__KUTIPAN TEKS__

Penulis: Admin Komunitas PENAKU
Di tengah arus modernisasi yang pesat, Indonesia sebagai negara dengan kekayaan budaya yang melimpah terus berupaya menjaga akar sejarahnya. Salah satu bentuk upaya tersebut tercermin dalam Peraturan Perpustakaan Nasional Republik Indonesia Nomor 9 Tahun 2024 tentang Pelestarian Naskah Kuno, yang ditetapkan pada 3 September 2024 oleh Plt. Kepala Perpustakaan Nasional, E. Aminudin Aziz. Peraturan ini bukan sekadar dokumen hukum, melainkan komitmen nasional untuk melindungi naskah-naskah kuno—dokumen tulisan tangan berumur minimal 50 tahun yang menyimpan nilai kebudayaan, sejarah, dan ilmu pengetahuan. Seperti yang diungkapkan dalam pertimbangan peraturan, naskah kuno adalah karya intelektual yang menjadi pondasi peradaban bangsa, dan tanpa pelestarian yang sistematis, mereka rentan terhadap kerusakan atau bahkan kepunahan.
Peraturan ini lahir dari kebutuhan mendesak untuk memberikan landasan hukum yang kuat, mengacu pada Undang-Undang Nomor 43 Tahun 2007 tentang Perpustakaan serta peraturan pemerintah terkait lainnya. Di dalamnya, pelestarian didefinisikan sebagai serangkaian upaya untuk menyelamatkan dan memperpanjang usia naskah melalui pendataan, pemetaan, konservasi, restorasi, dan alih media. Pendekatan ini dilakukan secara berjenjang, melibatkan Perpustakaan Nasional sebagai koordinator utama, Perpustakaan Provinsi dan Kabupaten/Kota sebagai pelaksana di daerah, serta pemilik naskah kuno yang bertanggung jawab atas koleksi pribadinya. Pemilik bahkan bisa meminta pendampingan dari perpustakaan terkait, menekankan kolaborasi antara pemerintah dan masyarakat.
Tahapan pelestarian dimulai dari pendataan, di mana tim khusus menghimpun data kerusakan naskah, mengidentifikasi jenis dan tingkat kerusakan (dari baik hingga berat), serta memverifikasi kebenaran data. Selanjutnya, pemetaan menentukan lokasi dan pemilik naskah prioritas. Konservasi dan restorasi menjadi inti fisik pelestarian: konservasi mencakup pemeliharaan lingkungan penyimpanan (seperti pengendalian suhu dan kelembaban), perawatan rutin (pembersihan debu dan pencegahan biota), serta perbaikan (dari praperbaikan hingga penjilidan ulang). Restorasi, di sisi lain, bertujuan mengembalikan kondisi asli dengan prinsip minimalis dan reversibel, seperti mengisi tulisan hilang atau memperbaiki jilidan. Tingkat kerusakan menentukan siapa yang menangani—kabupaten/kota untuk kerusakan ringan, provinsi untuk sedang, dan nasional untuk berat.

__INSTRUKSI TUGAS__
Lanjutkan kutipan teks di atas tentang peraturan pelestarian naskah kuno, mulai dari kalimat sesudah kalimat terakhirnya.

__INFORMASI TERCATAT__
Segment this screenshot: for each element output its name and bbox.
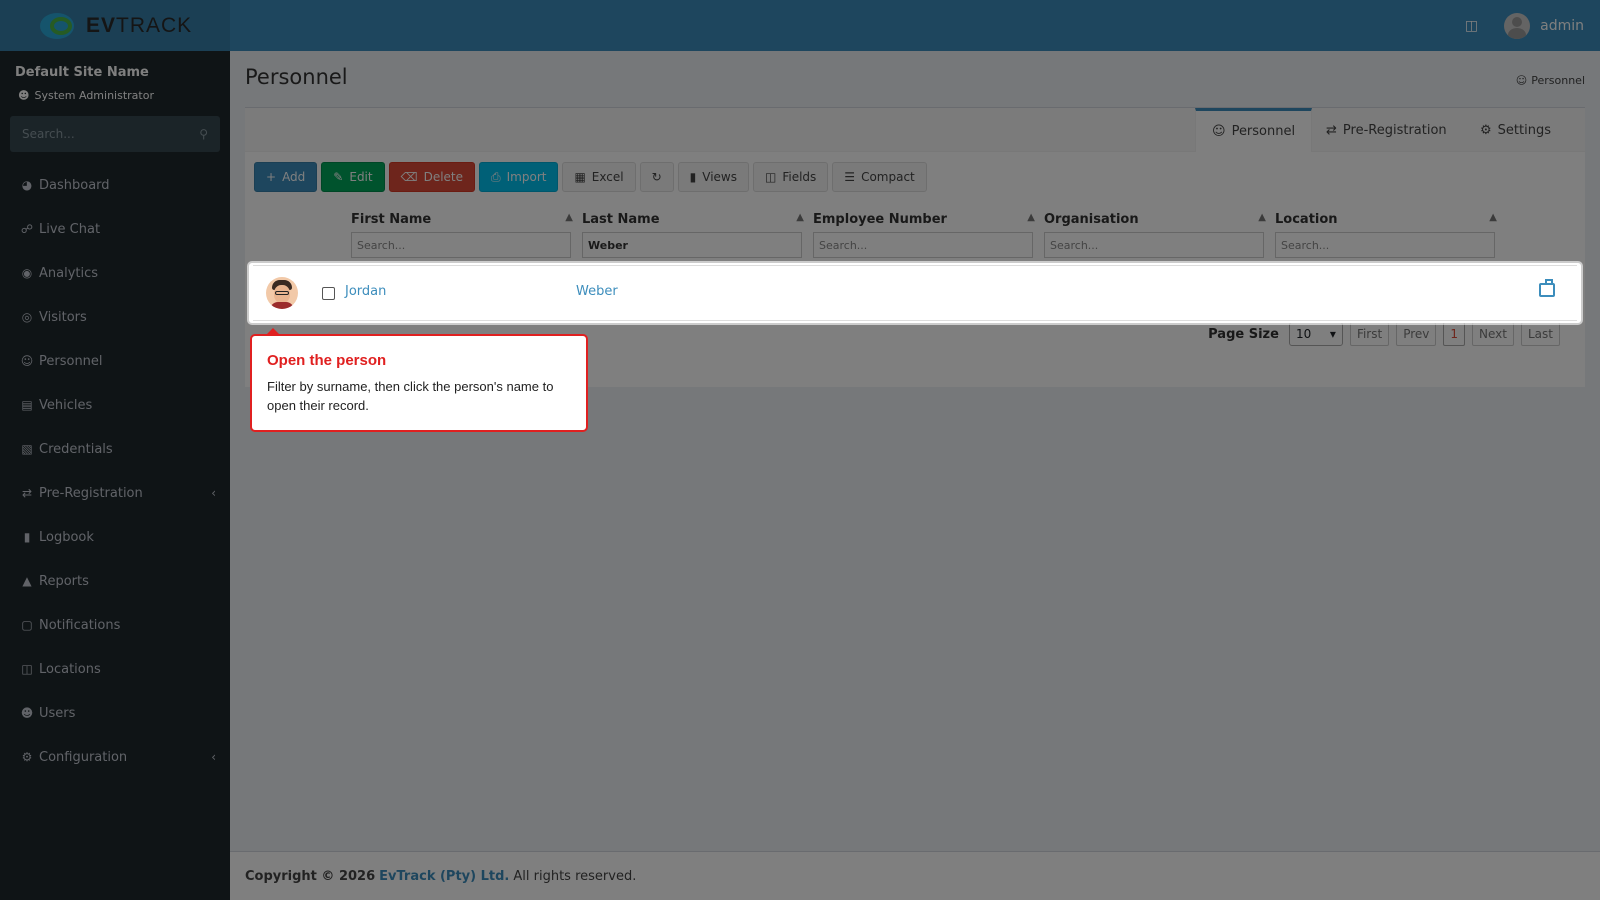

__JAWABAN TERTULIS__
Tak kalah penting, alih media mengubah naskah fisik menjadi format digital untuk aksesibilitas lebih luas. Proses ini meliputi pemindaian, penyuntingan, dan pembuatan empat salinan digital yang diserahkan ke perpustakaan nasional, provinsi, kabupaten/kota, serta pemilik. Jika pemilik telah melakukan alih media dengan pihak lain, salinan tetap wajib diserahkan. Peraturan juga menekankan mitigasi bencana, mulai dari sosialisasi prabencana hingga perbaikan pascabencana, untuk mencegah kehilangan akibat banjir, gempa, atau kebakaran.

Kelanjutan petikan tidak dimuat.